## Aim
Return the whole listing, line for line, without the pictures in it.

== Record extracts ==

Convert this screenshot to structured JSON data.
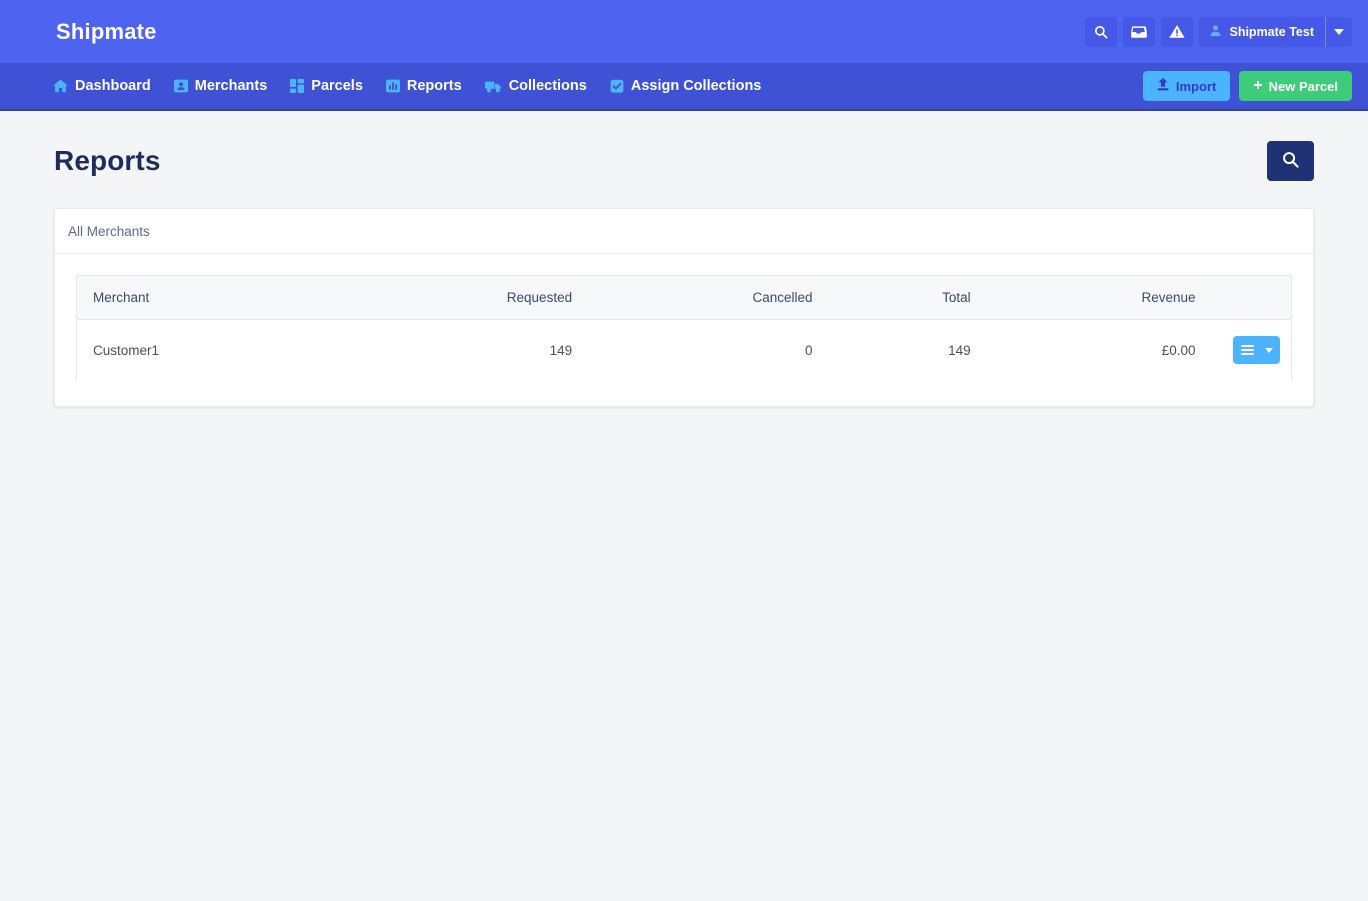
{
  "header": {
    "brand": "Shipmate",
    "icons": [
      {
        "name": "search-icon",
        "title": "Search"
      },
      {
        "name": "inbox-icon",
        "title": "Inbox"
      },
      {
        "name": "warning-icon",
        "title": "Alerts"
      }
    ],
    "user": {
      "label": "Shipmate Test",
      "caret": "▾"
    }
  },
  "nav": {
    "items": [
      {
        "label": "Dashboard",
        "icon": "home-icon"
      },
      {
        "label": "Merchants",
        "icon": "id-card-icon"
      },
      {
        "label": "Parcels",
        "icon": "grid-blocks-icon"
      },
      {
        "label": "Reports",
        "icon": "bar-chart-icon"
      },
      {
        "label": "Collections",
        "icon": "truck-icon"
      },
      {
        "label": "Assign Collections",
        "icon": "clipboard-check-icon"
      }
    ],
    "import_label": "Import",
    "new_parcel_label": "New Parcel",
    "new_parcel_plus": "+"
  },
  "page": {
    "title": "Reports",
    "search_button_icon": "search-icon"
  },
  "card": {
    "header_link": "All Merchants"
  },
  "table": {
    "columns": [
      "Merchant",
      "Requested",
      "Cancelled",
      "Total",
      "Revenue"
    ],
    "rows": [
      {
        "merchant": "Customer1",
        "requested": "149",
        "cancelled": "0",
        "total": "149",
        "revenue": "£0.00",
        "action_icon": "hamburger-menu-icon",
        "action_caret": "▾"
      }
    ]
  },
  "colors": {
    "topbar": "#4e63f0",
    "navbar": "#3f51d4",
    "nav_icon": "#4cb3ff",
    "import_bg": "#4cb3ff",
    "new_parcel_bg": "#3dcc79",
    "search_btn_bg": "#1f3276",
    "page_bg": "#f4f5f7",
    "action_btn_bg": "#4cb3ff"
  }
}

===

## Complete output
Convert this screenshot to structured JSON data.
{
  "header": {
    "brand": "Shipmate",
    "icons": [
      {
        "name": "search-icon",
        "title": "Search"
      },
      {
        "name": "inbox-icon",
        "title": "Inbox"
      },
      {
        "name": "warning-icon",
        "title": "Alerts"
      }
    ],
    "user": {
      "label": "Shipmate Test",
      "caret": "▾"
    }
  },
  "nav": {
    "items": [
      {
        "label": "Dashboard",
        "icon": "home-icon"
      },
      {
        "label": "Merchants",
        "icon": "id-card-icon"
      },
      {
        "label": "Parcels",
        "icon": "grid-blocks-icon"
      },
      {
        "label": "Reports",
        "icon": "bar-chart-icon"
      },
      {
        "label": "Collections",
        "icon": "truck-icon"
      },
      {
        "label": "Assign Collections",
        "icon": "clipboard-check-icon"
      }
    ],
    "import_label": "Import",
    "new_parcel_label": "New Parcel",
    "new_parcel_plus": "+"
  },
  "page": {
    "title": "Reports",
    "search_button_icon": "search-icon"
  },
  "card": {
    "header_link": "All Merchants"
  },
  "table": {
    "columns": [
      "Merchant",
      "Requested",
      "Cancelled",
      "Total",
      "Revenue"
    ],
    "rows": [
      {
        "merchant": "Customer1",
        "requested": "149",
        "cancelled": "0",
        "total": "149",
        "revenue": "£0.00",
        "action_icon": "hamburger-menu-icon",
        "action_caret": "▾"
      }
    ]
  },
  "colors": {
    "topbar": "#4e63f0",
    "navbar": "#3f51d4",
    "nav_icon": "#4cb3ff",
    "import_bg": "#4cb3ff",
    "new_parcel_bg": "#3dcc79",
    "search_btn_bg": "#1f3276",
    "page_bg": "#f4f5f7",
    "action_btn_bg": "#4cb3ff"
  }
}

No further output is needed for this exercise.